— START OF RECORDS —
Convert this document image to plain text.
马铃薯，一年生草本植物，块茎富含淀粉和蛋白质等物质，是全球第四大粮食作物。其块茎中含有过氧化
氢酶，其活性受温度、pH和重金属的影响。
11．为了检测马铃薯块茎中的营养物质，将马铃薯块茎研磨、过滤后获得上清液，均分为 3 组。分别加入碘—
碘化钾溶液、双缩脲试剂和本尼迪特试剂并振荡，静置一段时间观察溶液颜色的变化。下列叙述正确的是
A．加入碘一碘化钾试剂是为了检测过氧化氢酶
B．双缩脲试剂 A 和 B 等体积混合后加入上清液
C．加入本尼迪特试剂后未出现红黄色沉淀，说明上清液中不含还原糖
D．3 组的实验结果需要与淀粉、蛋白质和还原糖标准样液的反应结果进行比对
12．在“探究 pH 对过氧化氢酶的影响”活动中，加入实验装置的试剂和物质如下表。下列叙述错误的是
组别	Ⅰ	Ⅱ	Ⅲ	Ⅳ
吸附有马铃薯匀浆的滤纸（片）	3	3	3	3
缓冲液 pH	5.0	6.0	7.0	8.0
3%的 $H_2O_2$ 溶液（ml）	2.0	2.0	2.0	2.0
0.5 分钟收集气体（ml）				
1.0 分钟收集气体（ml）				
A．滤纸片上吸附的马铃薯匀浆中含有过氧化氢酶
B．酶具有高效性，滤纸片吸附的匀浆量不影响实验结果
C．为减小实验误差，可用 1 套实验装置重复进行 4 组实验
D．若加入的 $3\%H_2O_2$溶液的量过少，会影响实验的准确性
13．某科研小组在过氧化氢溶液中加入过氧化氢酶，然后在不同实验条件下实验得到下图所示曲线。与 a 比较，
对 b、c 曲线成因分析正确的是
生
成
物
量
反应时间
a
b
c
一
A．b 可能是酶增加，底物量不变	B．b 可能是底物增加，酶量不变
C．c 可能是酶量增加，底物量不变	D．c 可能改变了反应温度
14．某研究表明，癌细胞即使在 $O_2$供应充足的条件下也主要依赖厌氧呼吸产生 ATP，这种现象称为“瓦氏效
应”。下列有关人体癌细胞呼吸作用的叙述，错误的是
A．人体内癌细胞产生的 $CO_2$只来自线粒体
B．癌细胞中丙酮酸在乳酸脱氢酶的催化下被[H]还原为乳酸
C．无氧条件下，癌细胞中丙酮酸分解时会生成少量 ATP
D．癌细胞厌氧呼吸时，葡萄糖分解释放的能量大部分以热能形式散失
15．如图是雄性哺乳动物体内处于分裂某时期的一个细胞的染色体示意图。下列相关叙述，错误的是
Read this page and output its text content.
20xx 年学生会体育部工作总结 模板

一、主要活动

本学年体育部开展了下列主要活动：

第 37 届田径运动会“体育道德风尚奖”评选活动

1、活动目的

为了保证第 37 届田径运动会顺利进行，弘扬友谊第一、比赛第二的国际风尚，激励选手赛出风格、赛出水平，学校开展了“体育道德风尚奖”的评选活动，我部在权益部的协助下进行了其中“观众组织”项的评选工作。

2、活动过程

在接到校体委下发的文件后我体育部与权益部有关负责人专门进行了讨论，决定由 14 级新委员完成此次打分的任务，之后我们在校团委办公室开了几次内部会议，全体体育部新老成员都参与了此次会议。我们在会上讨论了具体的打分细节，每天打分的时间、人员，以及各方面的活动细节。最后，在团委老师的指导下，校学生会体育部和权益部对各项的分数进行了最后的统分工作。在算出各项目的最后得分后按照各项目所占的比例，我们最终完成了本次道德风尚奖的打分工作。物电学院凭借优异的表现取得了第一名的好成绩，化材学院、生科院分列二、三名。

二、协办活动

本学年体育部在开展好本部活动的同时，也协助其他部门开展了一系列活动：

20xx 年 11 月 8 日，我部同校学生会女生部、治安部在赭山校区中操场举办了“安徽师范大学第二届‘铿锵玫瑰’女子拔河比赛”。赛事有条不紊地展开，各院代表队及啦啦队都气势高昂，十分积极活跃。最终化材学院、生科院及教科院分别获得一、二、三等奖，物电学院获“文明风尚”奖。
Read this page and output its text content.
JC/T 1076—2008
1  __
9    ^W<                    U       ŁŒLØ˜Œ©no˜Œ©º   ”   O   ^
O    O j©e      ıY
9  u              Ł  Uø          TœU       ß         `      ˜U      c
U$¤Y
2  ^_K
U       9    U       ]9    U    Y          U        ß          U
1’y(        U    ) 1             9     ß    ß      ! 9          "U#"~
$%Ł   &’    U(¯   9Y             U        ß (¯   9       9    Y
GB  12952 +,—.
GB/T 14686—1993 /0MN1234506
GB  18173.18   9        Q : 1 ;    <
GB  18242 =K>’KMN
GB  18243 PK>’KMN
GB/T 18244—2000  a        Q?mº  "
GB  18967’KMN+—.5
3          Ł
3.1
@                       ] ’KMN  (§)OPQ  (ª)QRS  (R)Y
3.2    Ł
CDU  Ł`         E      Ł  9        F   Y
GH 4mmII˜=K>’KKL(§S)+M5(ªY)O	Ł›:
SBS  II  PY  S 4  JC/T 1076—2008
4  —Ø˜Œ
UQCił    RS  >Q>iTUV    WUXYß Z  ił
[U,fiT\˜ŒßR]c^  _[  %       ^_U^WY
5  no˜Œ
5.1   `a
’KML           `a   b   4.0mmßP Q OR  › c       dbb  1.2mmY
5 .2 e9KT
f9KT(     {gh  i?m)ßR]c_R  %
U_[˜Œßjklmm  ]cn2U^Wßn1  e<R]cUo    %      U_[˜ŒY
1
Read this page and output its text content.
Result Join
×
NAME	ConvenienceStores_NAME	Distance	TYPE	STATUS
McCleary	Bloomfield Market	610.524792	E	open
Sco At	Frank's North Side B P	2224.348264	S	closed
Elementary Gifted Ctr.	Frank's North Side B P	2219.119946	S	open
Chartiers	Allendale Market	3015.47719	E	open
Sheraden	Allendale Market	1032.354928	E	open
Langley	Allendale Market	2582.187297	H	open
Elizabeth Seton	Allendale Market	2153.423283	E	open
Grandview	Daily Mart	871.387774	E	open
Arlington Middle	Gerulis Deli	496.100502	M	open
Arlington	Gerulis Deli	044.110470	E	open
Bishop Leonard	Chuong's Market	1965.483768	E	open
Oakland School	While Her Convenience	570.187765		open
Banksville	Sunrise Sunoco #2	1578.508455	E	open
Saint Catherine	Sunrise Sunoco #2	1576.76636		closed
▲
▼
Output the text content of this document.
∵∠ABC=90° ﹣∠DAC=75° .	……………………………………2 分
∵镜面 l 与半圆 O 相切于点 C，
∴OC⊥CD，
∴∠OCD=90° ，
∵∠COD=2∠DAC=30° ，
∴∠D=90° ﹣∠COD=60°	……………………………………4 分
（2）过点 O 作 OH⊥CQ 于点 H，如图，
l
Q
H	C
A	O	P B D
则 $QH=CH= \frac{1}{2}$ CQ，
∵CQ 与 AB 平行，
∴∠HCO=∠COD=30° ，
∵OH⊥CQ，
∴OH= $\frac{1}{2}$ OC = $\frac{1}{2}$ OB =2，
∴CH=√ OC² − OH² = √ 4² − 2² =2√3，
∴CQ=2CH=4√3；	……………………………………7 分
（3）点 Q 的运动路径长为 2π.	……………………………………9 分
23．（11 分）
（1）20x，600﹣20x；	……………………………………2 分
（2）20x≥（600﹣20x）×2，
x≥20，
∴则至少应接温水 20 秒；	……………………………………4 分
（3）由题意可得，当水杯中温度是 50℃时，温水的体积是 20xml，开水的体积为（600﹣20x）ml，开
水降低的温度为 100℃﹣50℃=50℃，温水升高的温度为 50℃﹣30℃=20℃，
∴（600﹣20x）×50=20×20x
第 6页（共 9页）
— END OF RECORDS —
THE REQUEST: Quote all of the entries verbatim.

WRITTEN REPLY:
Convert this document image to plain text.
马铃薯，一年生草本植物，块茎富含淀粉和蛋白质等物质，是全球第四大粮食作物。其块茎中含有过氧化
氢酶，其活性受温度、pH和重金属的影响。
11．为了检测马铃薯块茎中的营养物质，将马铃薯块茎研磨、过滤后获得上清液，均分为 3 组。分别加入碘—
碘化钾溶液、双缩脲试剂和本尼迪特试剂并振荡，静置一段时间观察溶液颜色的变化。下列叙述正确的是
A．加入碘一碘化钾试剂是为了检测过氧化氢酶
B．双缩脲试剂 A 和 B 等体积混合后加入上清液
C．加入本尼迪特试剂后未出现红黄色沉淀，说明上清液中不含还原糖
D．3 组的实验结果需要与淀粉、蛋白质和还原糖标准样液的反应结果进行比对
12．在“探究 pH 对过氧化氢酶的影响”活动中，加入实验装置的试剂和物质如下表。下列叙述错误的是
组别	Ⅰ	Ⅱ	Ⅲ	Ⅳ
吸附有马铃薯匀浆的滤纸（片）	3	3	3	3
缓冲液 pH	5.0	6.0	7.0	8.0
3%的 $H_2O_2$ 溶液（ml）	2.0	2.0	2.0	2.0
0.5 分钟收集气体（ml）				
1.0 分钟收集气体（ml）				
A．滤纸片上吸附的马铃薯匀浆中含有过氧化氢酶
B．酶具有高效性，滤纸片吸附的匀浆量不影响实验结果
C．为减小实验误差，可用 1 套实验装置重复进行 4 组实验
D．若加入的 $3\%H_2O_2$溶液的量过少，会影响实验的准确性
13．某科研小组在过氧化氢溶液中加入过氧化氢酶，然后在不同实验条件下实验得到下图所示曲线。与 a 比较，
对 b、c 曲线成因分析正确的是
生
成
物
量
反应时间
a
b
c
一
A．b 可能是酶增加，底物量不变	B．b 可能是底物增加，酶量不变
C．c 可能是酶量增加，底物量不变	D．c 可能改变了反应温度
14．某研究表明，癌细胞即使在 $O_2$供应充足的条件下也主要依赖厌氧呼吸产生 ATP，这种现象称为“瓦氏效
应”。下列有关人体癌细胞呼吸作用的叙述，错误的是
A．人体内癌细胞产生的 $CO_2$只来自线粒体
B．癌细胞中丙酮酸在乳酸脱氢酶的催化下被[H]还原为乳酸
C．无氧条件下，癌细胞中丙酮酸分解时会生成少量 ATP
D．癌细胞厌氧呼吸时，葡萄糖分解释放的能量大部分以热能形式散失
15．如图是雄性哺乳动物体内处于分裂某时期的一个细胞的染色体示意图。下列相关叙述，错误的是
Read this page and output its text content.
20xx 年学生会体育部工作总结 模板

一、主要活动

本学年体育部开展了下列主要活动：

第 37 届田径运动会“体育道德风尚奖”评选活动

1、活动目的

为了保证第 37 届田径运动会顺利进行，弘扬友谊第一、比赛第二的国际风尚，激励选手赛出风格、赛出水平，学校开展了“体育道德风尚奖”的评选活动，我部在权益部的协助下进行了其中“观众组织”项的评选工作。

2、活动过程

在接到校体委下发的文件后我体育部与权益部有关负责人专门进行了讨论，决定由 14 级新委员完成此次打分的任务，之后我们在校团委办公室开了几次内部会议，全体体育部新老成员都参与了此次会议。我们在会上讨论了具体的打分细节，每天打分的时间、人员，以及各方面的活动细节。最后，在团委老师的指导下，校学生会体育部和权益部对各项的分数进行了最后的统分工作。在算出各项目的最后得分后按照各项目所占的比例，我们最终完成了本次道德风尚奖的打分工作。物电学院凭借优异的表现取得了第一名的好成绩，化材学院、生科院分列二、三名。

二、协办活动

本学年体育部在开展好本部活动的同时，也协助其他部门开展了一系列活动：

20xx 年 11 月 8 日，我部同校学生会女生部、治安部在赭山校区中操场举办了“安徽师范大学第二届‘铿锵玫瑰’女子拔河比赛”。赛事有条不紊地展开，各院代表队及啦啦队都气势高昂，十分积极活跃。最终化材学院、生科院及教科院分别获得一、二、三等奖，物电学院获“文明风尚”奖。
Read this page and output its text content.
JC/T 1076—2008
1  __
9    ^W<                    U       ŁŒLØ˜Œ©no˜Œ©º   ”   O   ^
O    O j©e      ıY
9  u              Ł  Uø          TœU       ß         `      ˜U      c
U$¤Y
2  ^_K
U       9    U       ]9    U    Y          U        ß          U
1’y(        U    ) 1             9     ß    ß      ! 9          "U#"~
$%Ł   &’    U(¯   9Y             U        ß (¯   9       9    Y
GB  12952 +,—.
GB/T 14686—1993 /0MN1234506
GB  18173.18   9        Q : 1 ;    <
GB  18242 =K>’KMN
GB  18243 PK>’KMN
GB/T 18244—2000  a        Q?mº  "
GB  18967’KMN+—.5
3          Ł
3.1
@                       ] ’KMN  (§)OPQ  (ª)QRS  (R)Y
3.2    Ł
CDU  Ł`         E      Ł  9        F   Y
GH 4mmII˜=K>’KKL(§S)+M5(ªY)O	Ł›:
SBS  II  PY  S 4  JC/T 1076—2008
4  —Ø˜Œ
UQCił    RS  >Q>iTUV    WUXYß Z  ił
[U,fiT\˜ŒßR]c^  _[  %       ^_U^WY
5  no˜Œ
5.1   `a
’KML           `a   b   4.0mmßP Q OR  › c       dbb  1.2mmY
5 .2 e9KT
f9KT(     {gh  i?m)ßR]c_R  %
U_[˜Œßjklmm  ]cn2U^Wßn1  e<R]cUo    %      U_[˜ŒY
1
Read this page and output its text content.
Result Join
×
NAME	ConvenienceStores_NAME	Distance	TYPE	STATUS
McCleary	Bloomfield Market	610.524792	E	open
Sco At	Frank's North Side B P	2224.348264	S	closed
Elementary Gifted Ctr.	Frank's North Side B P	2219.119946	S	open
Chartiers	Allendale Market	3015.47719	E	open
Sheraden	Allendale Market	1032.354928	E	open
Langley	Allendale Market	2582.187297	H	open
Elizabeth Seton	Allendale Market	2153.423283	E	open
Grandview	Daily Mart	871.387774	E	open
Arlington Middle	Gerulis Deli	496.100502	M	open
Arlington	Gerulis Deli	044.110470	E	open
Bishop Leonard	Chuong's Market	1965.483768	E	open
Oakland School	While Her Convenience	570.187765		open
Banksville	Sunrise Sunoco #2	1578.508455	E	open
Saint Catherine	Sunrise Sunoco #2	1576.76636		closed
▲
▼
Output the text content of this document.
∵∠ABC=90° ﹣∠DAC=75° .	……………………………………2 分
∵镜面 l 与半圆 O 相切于点 C，
∴OC⊥CD，
∴∠OCD=90° ，
∵∠COD=2∠DAC=30° ，
∴∠D=90° ﹣∠COD=60°	……………………………………4 分
（2）过点 O 作 OH⊥CQ 于点 H，如图，
l
Q
H	C
A	O	P B D
则 $QH=CH= \frac{1}{2}$ CQ，
∵CQ 与 AB 平行，
∴∠HCO=∠COD=30° ，
∵OH⊥CQ，
∴OH= $\frac{1}{2}$ OC = $\frac{1}{2}$ OB =2，
∴CH=√ OC² − OH² = √ 4² − 2² =2√3，
∴CQ=2CH=4√3；	……………………………………7 分
（3）点 Q 的运动路径长为 2π.	……………………………………9 分
23．（11 分）
（1）20x，600﹣20x；	……………………………………2 分
（2）20x≥（600﹣20x）×2，
x≥20，
∴则至少应接温水 20 秒；	……………………………………4 分
（3）由题意可得，当水杯中温度是 50℃时，温水的体积是 20xml，开水的体积为（600﹣20x）ml，开
水降低的温度为 100℃﹣50℃=50℃，温水升高的温度为 50℃﹣30℃=20℃，
∴（600﹣20x）×50=20×20x
第 6页（共 9页）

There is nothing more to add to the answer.